YOUR TASK ▸ Output all entries verbatim. Skip pictures.

start MATERIAL TO PROCESS

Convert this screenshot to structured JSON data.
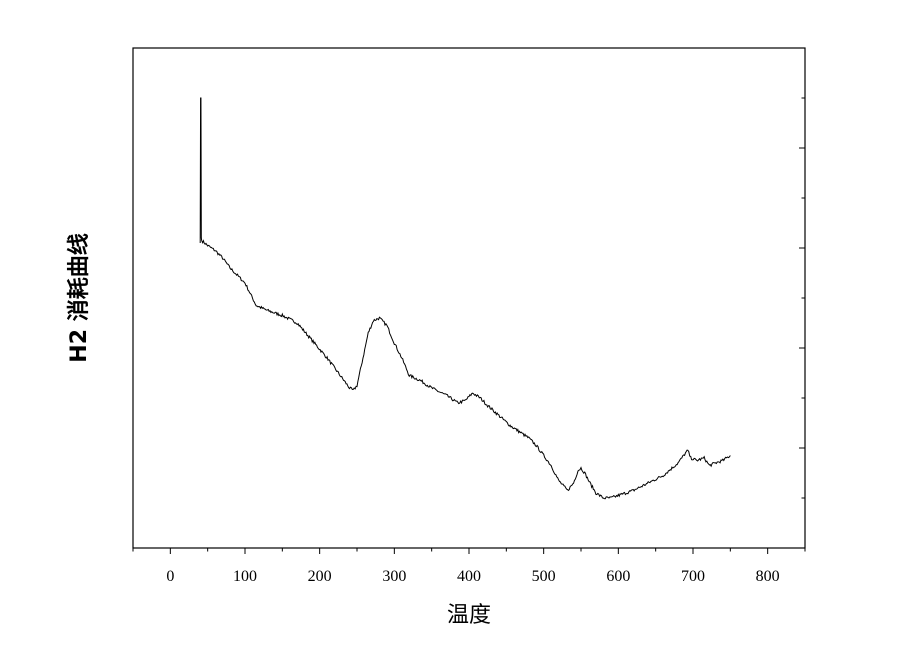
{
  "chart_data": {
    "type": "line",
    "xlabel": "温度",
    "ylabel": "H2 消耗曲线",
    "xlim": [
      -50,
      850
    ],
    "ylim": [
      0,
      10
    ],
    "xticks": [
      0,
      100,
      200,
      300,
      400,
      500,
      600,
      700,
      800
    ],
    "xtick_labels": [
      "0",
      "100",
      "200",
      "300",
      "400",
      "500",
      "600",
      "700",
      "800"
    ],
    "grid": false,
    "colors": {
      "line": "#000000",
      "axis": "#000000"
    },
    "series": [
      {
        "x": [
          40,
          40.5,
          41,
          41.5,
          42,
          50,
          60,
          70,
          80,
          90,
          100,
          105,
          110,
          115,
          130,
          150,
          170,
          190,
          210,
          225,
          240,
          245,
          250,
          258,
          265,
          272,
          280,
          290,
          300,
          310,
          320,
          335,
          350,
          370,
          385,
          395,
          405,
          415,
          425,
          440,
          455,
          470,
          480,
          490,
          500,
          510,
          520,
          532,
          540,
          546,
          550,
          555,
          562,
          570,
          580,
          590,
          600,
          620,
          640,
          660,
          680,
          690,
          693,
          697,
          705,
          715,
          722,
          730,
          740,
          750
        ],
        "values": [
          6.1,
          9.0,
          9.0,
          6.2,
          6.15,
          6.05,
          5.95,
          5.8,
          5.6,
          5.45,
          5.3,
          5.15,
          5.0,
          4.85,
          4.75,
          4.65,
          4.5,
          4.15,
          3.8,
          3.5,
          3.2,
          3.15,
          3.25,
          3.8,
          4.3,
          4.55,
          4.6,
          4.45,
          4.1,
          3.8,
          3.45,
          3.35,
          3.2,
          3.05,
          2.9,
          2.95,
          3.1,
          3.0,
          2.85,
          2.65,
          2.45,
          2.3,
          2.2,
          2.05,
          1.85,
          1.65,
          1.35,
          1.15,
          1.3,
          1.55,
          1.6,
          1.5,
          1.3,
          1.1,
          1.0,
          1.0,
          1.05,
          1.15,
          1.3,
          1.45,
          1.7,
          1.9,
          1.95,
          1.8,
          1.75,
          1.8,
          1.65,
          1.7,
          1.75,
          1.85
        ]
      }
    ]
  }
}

end MATERIAL TO PROCESS

EXERCISE RESPONSE ▸
Convert this screenshot to structured JSON data.
{
  "chart_data": {
    "type": "line",
    "xlabel": "温度",
    "ylabel": "H2 消耗曲线",
    "xlim": [
      -50,
      850
    ],
    "ylim": [
      0,
      10
    ],
    "xticks": [
      0,
      100,
      200,
      300,
      400,
      500,
      600,
      700,
      800
    ],
    "xtick_labels": [
      "0",
      "100",
      "200",
      "300",
      "400",
      "500",
      "600",
      "700",
      "800"
    ],
    "grid": false,
    "colors": {
      "line": "#000000",
      "axis": "#000000"
    },
    "series": [
      {
        "x": [
          40,
          40.5,
          41,
          41.5,
          42,
          50,
          60,
          70,
          80,
          90,
          100,
          105,
          110,
          115,
          130,
          150,
          170,
          190,
          210,
          225,
          240,
          245,
          250,
          258,
          265,
          272,
          280,
          290,
          300,
          310,
          320,
          335,
          350,
          370,
          385,
          395,
          405,
          415,
          425,
          440,
          455,
          470,
          480,
          490,
          500,
          510,
          520,
          532,
          540,
          546,
          550,
          555,
          562,
          570,
          580,
          590,
          600,
          620,
          640,
          660,
          680,
          690,
          693,
          697,
          705,
          715,
          722,
          730,
          740,
          750
        ],
        "values": [
          6.1,
          9.0,
          9.0,
          6.2,
          6.15,
          6.05,
          5.95,
          5.8,
          5.6,
          5.45,
          5.3,
          5.15,
          5.0,
          4.85,
          4.75,
          4.65,
          4.5,
          4.15,
          3.8,
          3.5,
          3.2,
          3.15,
          3.25,
          3.8,
          4.3,
          4.55,
          4.6,
          4.45,
          4.1,
          3.8,
          3.45,
          3.35,
          3.2,
          3.05,
          2.9,
          2.95,
          3.1,
          3.0,
          2.85,
          2.65,
          2.45,
          2.3,
          2.2,
          2.05,
          1.85,
          1.65,
          1.35,
          1.15,
          1.3,
          1.55,
          1.6,
          1.5,
          1.3,
          1.1,
          1.0,
          1.0,
          1.05,
          1.15,
          1.3,
          1.45,
          1.7,
          1.9,
          1.95,
          1.8,
          1.75,
          1.8,
          1.65,
          1.7,
          1.75,
          1.85
        ]
      }
    ]
  }
}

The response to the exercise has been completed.